*GIVEN RECORDS:*
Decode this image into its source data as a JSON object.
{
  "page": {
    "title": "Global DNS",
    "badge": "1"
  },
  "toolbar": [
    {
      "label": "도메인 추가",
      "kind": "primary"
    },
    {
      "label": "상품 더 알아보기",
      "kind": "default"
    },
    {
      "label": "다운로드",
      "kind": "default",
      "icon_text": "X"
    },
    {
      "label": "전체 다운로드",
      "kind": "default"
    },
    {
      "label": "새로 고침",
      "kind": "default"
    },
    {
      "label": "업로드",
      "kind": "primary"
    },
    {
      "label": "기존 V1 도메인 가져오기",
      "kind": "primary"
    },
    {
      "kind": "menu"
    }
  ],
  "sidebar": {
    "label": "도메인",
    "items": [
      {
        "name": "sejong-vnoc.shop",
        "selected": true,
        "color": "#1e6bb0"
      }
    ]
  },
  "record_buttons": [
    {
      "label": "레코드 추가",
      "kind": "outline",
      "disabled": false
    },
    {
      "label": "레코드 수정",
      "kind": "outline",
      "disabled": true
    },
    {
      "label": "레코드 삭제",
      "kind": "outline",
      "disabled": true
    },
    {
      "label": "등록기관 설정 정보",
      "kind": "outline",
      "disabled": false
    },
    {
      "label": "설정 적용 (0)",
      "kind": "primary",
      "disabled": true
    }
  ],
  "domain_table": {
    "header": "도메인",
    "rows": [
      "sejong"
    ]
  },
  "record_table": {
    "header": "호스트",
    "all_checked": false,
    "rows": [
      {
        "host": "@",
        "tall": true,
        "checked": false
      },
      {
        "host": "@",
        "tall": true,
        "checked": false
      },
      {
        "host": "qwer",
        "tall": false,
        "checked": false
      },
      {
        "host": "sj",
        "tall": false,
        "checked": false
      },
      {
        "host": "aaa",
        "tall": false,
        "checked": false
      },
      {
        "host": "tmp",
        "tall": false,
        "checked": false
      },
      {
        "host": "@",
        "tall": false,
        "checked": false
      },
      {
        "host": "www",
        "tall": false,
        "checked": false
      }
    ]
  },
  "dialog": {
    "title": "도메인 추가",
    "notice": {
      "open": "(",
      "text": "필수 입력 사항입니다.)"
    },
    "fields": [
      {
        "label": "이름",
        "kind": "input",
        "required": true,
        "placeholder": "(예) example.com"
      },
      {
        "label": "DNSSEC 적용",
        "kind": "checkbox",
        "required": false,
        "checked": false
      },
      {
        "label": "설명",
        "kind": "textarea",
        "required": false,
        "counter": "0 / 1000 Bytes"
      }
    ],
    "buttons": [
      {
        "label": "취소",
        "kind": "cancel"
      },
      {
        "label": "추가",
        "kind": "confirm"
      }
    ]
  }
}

*TO BE DONE:* Reproduce all the records precisely.

*RIGHT ANSWER:*
Decode this image into its source data as a JSON object.
{
  "page": {
    "title": "Global DNS",
    "badge": "1"
  },
  "toolbar": [
    {
      "label": "도메인 추가",
      "kind": "primary"
    },
    {
      "label": "상품 더 알아보기",
      "kind": "default"
    },
    {
      "label": "다운로드",
      "kind": "default",
      "icon_text": "X"
    },
    {
      "label": "전체 다운로드",
      "kind": "default"
    },
    {
      "label": "새로 고침",
      "kind": "default"
    },
    {
      "label": "업로드",
      "kind": "primary"
    },
    {
      "label": "기존 V1 도메인 가져오기",
      "kind": "primary"
    },
    {
      "kind": "menu"
    }
  ],
  "sidebar": {
    "label": "도메인",
    "items": [
      {
        "name": "sejong-vnoc.shop",
        "selected": true,
        "color": "#1e6bb0"
      }
    ]
  },
  "record_buttons": [
    {
      "label": "레코드 추가",
      "kind": "outline",
      "disabled": false
    },
    {
      "label": "레코드 수정",
      "kind": "outline",
      "disabled": true
    },
    {
      "label": "레코드 삭제",
      "kind": "outline",
      "disabled": true
    },
    {
      "label": "등록기관 설정 정보",
      "kind": "outline",
      "disabled": false
    },
    {
      "label": "설정 적용 (0)",
      "kind": "primary",
      "disabled": true
    }
  ],
  "domain_table": {
    "header": "도메인",
    "rows": [
      "sejong"
    ]
  },
  "record_table": {
    "header": "호스트",
    "all_checked": false,
    "rows": [
      {
        "host": "@",
        "tall": true,
        "checked": false
      },
      {
        "host": "@",
        "tall": true,
        "checked": false
      },
      {
        "host": "qwer",
        "tall": false,
        "checked": false
      },
      {
        "host": "sj",
        "tall": false,
        "checked": false
      },
      {
        "host": "aaa",
        "tall": false,
        "checked": false
      },
      {
        "host": "tmp",
        "tall": false,
        "checked": false
      },
      {
        "host": "@",
        "tall": false,
        "checked": false
      },
      {
        "host": "www",
        "tall": false,
        "checked": false
      }
    ]
  },
  "dialog": {
    "title": "도메인 추가",
    "notice": {
      "open": "(",
      "text": "필수 입력 사항입니다.)"
    },
    "fields": [
      {
        "label": "이름",
        "kind": "input",
        "required": true,
        "placeholder": "(예) example.com"
      },
      {
        "label": "DNSSEC 적용",
        "kind": "checkbox",
        "required": false,
        "checked": false
      },
      {
        "label": "설명",
        "kind": "textarea",
        "required": false,
        "counter": "0 / 1000 Bytes"
      }
    ],
    "buttons": [
      {
        "label": "취소",
        "kind": "cancel"
      },
      {
        "label": "추가",
        "kind": "confirm"
      }
    ]
  }
}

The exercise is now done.